Write out every single entry exactly.
* start Data for processing *
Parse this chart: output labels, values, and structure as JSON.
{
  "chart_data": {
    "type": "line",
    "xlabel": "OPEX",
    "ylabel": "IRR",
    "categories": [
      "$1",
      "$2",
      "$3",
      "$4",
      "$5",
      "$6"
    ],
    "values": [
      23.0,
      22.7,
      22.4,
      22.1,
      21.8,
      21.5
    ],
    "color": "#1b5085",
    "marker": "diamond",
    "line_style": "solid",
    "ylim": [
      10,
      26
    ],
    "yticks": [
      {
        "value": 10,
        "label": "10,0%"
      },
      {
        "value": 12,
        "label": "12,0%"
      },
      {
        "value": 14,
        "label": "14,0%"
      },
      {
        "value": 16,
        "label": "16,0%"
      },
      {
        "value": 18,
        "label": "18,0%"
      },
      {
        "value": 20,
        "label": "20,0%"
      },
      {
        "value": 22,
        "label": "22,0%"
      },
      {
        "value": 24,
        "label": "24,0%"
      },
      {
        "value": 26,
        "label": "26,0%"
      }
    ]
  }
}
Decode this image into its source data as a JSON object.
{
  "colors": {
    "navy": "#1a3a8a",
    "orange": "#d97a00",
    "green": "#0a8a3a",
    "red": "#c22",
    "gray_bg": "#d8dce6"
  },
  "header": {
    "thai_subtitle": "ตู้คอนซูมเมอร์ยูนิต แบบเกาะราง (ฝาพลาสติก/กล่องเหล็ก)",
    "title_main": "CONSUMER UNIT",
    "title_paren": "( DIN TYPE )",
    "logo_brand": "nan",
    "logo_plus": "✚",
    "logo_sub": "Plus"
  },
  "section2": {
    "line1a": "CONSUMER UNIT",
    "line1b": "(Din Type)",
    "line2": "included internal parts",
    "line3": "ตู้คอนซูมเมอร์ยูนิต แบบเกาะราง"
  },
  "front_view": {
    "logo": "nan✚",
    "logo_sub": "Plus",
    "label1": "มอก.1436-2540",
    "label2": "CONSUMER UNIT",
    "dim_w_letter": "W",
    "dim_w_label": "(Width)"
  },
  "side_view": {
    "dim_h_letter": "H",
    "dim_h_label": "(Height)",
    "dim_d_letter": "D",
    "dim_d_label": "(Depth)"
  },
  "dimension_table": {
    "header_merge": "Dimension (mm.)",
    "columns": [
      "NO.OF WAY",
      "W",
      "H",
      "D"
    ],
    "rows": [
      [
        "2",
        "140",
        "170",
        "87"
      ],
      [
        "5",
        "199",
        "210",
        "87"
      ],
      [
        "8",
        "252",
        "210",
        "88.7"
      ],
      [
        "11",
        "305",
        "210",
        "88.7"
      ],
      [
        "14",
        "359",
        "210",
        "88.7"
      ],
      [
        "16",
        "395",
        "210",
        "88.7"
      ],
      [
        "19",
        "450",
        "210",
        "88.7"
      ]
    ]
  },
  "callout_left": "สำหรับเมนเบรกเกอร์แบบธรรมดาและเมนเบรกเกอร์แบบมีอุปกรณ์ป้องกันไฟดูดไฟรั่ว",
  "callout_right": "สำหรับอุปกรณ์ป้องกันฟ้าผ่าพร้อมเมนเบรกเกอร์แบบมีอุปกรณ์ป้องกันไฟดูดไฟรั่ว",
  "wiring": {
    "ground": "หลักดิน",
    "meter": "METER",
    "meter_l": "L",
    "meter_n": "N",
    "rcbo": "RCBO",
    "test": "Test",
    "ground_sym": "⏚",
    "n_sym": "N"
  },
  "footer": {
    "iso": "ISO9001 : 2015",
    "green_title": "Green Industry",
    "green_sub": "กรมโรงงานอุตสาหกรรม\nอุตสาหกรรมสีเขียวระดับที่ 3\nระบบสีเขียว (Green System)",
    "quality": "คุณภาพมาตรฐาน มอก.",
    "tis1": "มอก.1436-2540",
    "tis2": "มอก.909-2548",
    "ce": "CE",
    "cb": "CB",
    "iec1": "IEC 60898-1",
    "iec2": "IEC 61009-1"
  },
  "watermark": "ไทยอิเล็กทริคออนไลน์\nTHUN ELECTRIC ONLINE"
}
* end Data for processing *
Written answer:
Parse this chart: output labels, values, and structure as JSON.
{
  "chart_data": {
    "type": "line",
    "xlabel": "OPEX",
    "ylabel": "IRR",
    "categories": [
      "$1",
      "$2",
      "$3",
      "$4",
      "$5",
      "$6"
    ],
    "values": [
      23.0,
      22.7,
      22.4,
      22.1,
      21.8,
      21.5
    ],
    "color": "#1b5085",
    "marker": "diamond",
    "line_style": "solid",
    "ylim": [
      10,
      26
    ],
    "yticks": [
      {
        "value": 10,
        "label": "10,0%"
      },
      {
        "value": 12,
        "label": "12,0%"
      },
      {
        "value": 14,
        "label": "14,0%"
      },
      {
        "value": 16,
        "label": "16,0%"
      },
      {
        "value": 18,
        "label": "18,0%"
      },
      {
        "value": 20,
        "label": "20,0%"
      },
      {
        "value": 22,
        "label": "22,0%"
      },
      {
        "value": 24,
        "label": "24,0%"
      },
      {
        "value": 26,
        "label": "26,0%"
      }
    ]
  }
}
Decode this image into its source data as a JSON object.
{
  "colors": {
    "navy": "#1a3a8a",
    "orange": "#d97a00",
    "green": "#0a8a3a",
    "red": "#c22",
    "gray_bg": "#d8dce6"
  },
  "header": {
    "thai_subtitle": "ตู้คอนซูมเมอร์ยูนิต แบบเกาะราง (ฝาพลาสติก/กล่องเหล็ก)",
    "title_main": "CONSUMER UNIT",
    "title_paren": "( DIN TYPE )",
    "logo_brand": "nan",
    "logo_plus": "✚",
    "logo_sub": "Plus"
  },
  "section2": {
    "line1a": "CONSUMER UNIT",
    "line1b": "(Din Type)",
    "line2": "included internal parts",
    "line3": "ตู้คอนซูมเมอร์ยูนิต แบบเกาะราง"
  },
  "front_view": {
    "logo": "nan✚",
    "logo_sub": "Plus",
    "label1": "มอก.1436-2540",
    "label2": "CONSUMER UNIT",
    "dim_w_letter": "W",
    "dim_w_label": "(Width)"
  },
  "side_view": {
    "dim_h_letter": "H",
    "dim_h_label": "(Height)",
    "dim_d_letter": "D",
    "dim_d_label": "(Depth)"
  },
  "dimension_table": {
    "header_merge": "Dimension (mm.)",
    "columns": [
      "NO.OF WAY",
      "W",
      "H",
      "D"
    ],
    "rows": [
      [
        "2",
        "140",
        "170",
        "87"
      ],
      [
        "5",
        "199",
        "210",
        "87"
      ],
      [
        "8",
        "252",
        "210",
        "88.7"
      ],
      [
        "11",
        "305",
        "210",
        "88.7"
      ],
      [
        "14",
        "359",
        "210",
        "88.7"
      ],
      [
        "16",
        "395",
        "210",
        "88.7"
      ],
      [
        "19",
        "450",
        "210",
        "88.7"
      ]
    ]
  },
  "callout_left": "สำหรับเมนเบรกเกอร์แบบธรรมดาและเมนเบรกเกอร์แบบมีอุปกรณ์ป้องกันไฟดูดไฟรั่ว",
  "callout_right": "สำหรับอุปกรณ์ป้องกันฟ้าผ่าพร้อมเมนเบรกเกอร์แบบมีอุปกรณ์ป้องกันไฟดูดไฟรั่ว",
  "wiring": {
    "ground": "หลักดิน",
    "meter": "METER",
    "meter_l": "L",
    "meter_n": "N",
    "rcbo": "RCBO",
    "test": "Test",
    "ground_sym": "⏚",
    "n_sym": "N"
  },
  "footer": {
    "iso": "ISO9001 : 2015",
    "green_title": "Green Industry",
    "green_sub": "กรมโรงงานอุตสาหกรรม\nอุตสาหกรรมสีเขียวระดับที่ 3\nระบบสีเขียว (Green System)",
    "quality": "คุณภาพมาตรฐาน มอก.",
    "tis1": "มอก.1436-2540",
    "tis2": "มอก.909-2548",
    "ce": "CE",
    "cb": "CB",
    "iec1": "IEC 60898-1",
    "iec2": "IEC 61009-1"
  },
  "watermark": "ไทยอิเล็กทริคออนไลน์\nTHUN ELECTRIC ONLINE"
}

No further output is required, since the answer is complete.